▶ [What to produce]: Search the records for the word "test" and pick out every line that has it.

++++ Supplied records ++++

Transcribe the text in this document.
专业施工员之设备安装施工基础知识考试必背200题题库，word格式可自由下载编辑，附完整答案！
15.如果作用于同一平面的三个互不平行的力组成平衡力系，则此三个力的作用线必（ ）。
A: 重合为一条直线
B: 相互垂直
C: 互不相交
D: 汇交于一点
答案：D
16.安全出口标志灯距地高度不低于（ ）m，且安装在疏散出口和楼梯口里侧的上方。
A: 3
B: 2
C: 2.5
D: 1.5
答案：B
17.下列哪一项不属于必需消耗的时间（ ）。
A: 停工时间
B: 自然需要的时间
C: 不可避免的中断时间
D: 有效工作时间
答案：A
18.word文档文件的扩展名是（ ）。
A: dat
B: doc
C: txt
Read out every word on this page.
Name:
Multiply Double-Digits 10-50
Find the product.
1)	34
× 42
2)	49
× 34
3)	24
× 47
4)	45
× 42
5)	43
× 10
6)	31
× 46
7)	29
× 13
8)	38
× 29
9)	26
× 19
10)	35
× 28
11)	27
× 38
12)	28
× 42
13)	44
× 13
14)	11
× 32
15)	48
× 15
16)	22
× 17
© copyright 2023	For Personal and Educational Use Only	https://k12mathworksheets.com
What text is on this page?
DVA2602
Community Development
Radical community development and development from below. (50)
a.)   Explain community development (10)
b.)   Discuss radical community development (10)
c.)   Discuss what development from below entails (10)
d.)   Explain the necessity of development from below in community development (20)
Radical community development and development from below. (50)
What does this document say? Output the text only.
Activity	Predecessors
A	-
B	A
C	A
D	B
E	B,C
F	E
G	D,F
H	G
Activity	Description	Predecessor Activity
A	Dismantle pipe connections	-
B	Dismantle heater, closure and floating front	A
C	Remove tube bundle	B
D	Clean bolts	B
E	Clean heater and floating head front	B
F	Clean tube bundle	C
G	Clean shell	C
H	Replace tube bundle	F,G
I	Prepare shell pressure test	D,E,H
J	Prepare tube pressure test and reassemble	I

++++

▶ [Full solution]:
I	Prepare shell pressure test	D,E,H
J	Prepare tube pressure test and reassemble	I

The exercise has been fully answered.